_TASK STATEMENT_.
Give all of the lines again, with nothing added or dropped.

[Stored items from a collection]
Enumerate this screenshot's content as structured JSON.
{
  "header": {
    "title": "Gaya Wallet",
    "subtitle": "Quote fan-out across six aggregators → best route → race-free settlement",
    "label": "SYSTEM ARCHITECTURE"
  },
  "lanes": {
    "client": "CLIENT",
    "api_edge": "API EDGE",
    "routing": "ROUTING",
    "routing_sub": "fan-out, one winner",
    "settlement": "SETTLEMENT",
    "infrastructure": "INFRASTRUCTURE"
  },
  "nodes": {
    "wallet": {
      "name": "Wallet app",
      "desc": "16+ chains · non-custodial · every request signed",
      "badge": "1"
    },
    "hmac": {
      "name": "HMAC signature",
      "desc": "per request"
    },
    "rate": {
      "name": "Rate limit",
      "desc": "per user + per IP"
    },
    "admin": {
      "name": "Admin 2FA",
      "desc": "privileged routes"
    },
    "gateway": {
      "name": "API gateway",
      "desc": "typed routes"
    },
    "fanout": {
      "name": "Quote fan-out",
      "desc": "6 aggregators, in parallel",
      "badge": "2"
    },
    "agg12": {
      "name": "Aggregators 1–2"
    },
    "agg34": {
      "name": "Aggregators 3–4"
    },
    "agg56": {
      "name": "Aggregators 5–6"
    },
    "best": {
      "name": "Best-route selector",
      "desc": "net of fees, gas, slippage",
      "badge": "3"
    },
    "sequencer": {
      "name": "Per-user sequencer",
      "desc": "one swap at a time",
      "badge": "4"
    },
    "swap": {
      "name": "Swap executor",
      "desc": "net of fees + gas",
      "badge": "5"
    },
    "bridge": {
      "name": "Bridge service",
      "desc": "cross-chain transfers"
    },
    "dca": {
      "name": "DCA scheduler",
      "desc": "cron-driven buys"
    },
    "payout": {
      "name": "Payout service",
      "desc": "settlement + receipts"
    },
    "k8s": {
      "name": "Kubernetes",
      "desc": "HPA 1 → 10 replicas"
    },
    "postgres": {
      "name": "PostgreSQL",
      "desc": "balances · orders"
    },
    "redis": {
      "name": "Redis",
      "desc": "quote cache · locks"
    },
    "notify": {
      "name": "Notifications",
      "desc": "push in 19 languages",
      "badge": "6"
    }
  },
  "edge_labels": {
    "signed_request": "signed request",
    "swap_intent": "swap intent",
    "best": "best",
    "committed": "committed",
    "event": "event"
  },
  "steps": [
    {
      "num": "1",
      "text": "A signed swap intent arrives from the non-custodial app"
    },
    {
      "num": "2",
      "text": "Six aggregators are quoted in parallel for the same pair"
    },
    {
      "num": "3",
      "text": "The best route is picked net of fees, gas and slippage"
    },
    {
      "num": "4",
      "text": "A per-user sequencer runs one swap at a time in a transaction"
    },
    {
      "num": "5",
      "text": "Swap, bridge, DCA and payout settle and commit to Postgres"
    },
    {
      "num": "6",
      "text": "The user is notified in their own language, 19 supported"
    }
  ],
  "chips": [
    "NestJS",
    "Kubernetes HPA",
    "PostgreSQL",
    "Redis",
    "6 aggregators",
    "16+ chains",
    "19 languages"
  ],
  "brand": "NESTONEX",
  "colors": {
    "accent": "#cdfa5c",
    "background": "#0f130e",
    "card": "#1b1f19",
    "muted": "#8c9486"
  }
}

_FINAL RESULT_.
Enumerate this screenshot's content as structured JSON.
{
  "header": {
    "title": "Gaya Wallet",
    "subtitle": "Quote fan-out across six aggregators → best route → race-free settlement",
    "label": "SYSTEM ARCHITECTURE"
  },
  "lanes": {
    "client": "CLIENT",
    "api_edge": "API EDGE",
    "routing": "ROUTING",
    "routing_sub": "fan-out, one winner",
    "settlement": "SETTLEMENT",
    "infrastructure": "INFRASTRUCTURE"
  },
  "nodes": {
    "wallet": {
      "name": "Wallet app",
      "desc": "16+ chains · non-custodial · every request signed",
      "badge": "1"
    },
    "hmac": {
      "name": "HMAC signature",
      "desc": "per request"
    },
    "rate": {
      "name": "Rate limit",
      "desc": "per user + per IP"
    },
    "admin": {
      "name": "Admin 2FA",
      "desc": "privileged routes"
    },
    "gateway": {
      "name": "API gateway",
      "desc": "typed routes"
    },
    "fanout": {
      "name": "Quote fan-out",
      "desc": "6 aggregators, in parallel",
      "badge": "2"
    },
    "agg12": {
      "name": "Aggregators 1–2"
    },
    "agg34": {
      "name": "Aggregators 3–4"
    },
    "agg56": {
      "name": "Aggregators 5–6"
    },
    "best": {
      "name": "Best-route selector",
      "desc": "net of fees, gas, slippage",
      "badge": "3"
    },
    "sequencer": {
      "name": "Per-user sequencer",
      "desc": "one swap at a time",
      "badge": "4"
    },
    "swap": {
      "name": "Swap executor",
      "desc": "net of fees + gas",
      "badge": "5"
    },
    "bridge": {
      "name": "Bridge service",
      "desc": "cross-chain transfers"
    },
    "dca": {
      "name": "DCA scheduler",
      "desc": "cron-driven buys"
    },
    "payout": {
      "name": "Payout service",
      "desc": "settlement + receipts"
    },
    "k8s": {
      "name": "Kubernetes",
      "desc": "HPA 1 → 10 replicas"
    },
    "postgres": {
      "name": "PostgreSQL",
      "desc": "balances · orders"
    },
    "redis": {
      "name": "Redis",
      "desc": "quote cache · locks"
    },
    "notify": {
      "name": "Notifications",
      "desc": "push in 19 languages",
      "badge": "6"
    }
  },
  "edge_labels": {
    "signed_request": "signed request",
    "swap_intent": "swap intent",
    "best": "best",
    "committed": "committed",
    "event": "event"
  },
  "steps": [
    {
      "num": "1",
      "text": "A signed swap intent arrives from the non-custodial app"
    },
    {
      "num": "2",
      "text": "Six aggregators are quoted in parallel for the same pair"
    },
    {
      "num": "3",
      "text": "The best route is picked net of fees, gas and slippage"
    },
    {
      "num": "4",
      "text": "A per-user sequencer runs one swap at a time in a transaction"
    },
    {
      "num": "5",
      "text": "Swap, bridge, DCA and payout settle and commit to Postgres"
    },
    {
      "num": "6",
      "text": "The user is notified in their own language, 19 supported"
    }
  ],
  "chips": [
    "NestJS",
    "Kubernetes HPA",
    "PostgreSQL",
    "Redis",
    "6 aggregators",
    "16+ chains",
    "19 languages"
  ],
  "brand": "NESTONEX",
  "colors": {
    "accent": "#cdfa5c",
    "background": "#0f130e",
    "card": "#1b1f19",
    "muted": "#8c9486"
  }
}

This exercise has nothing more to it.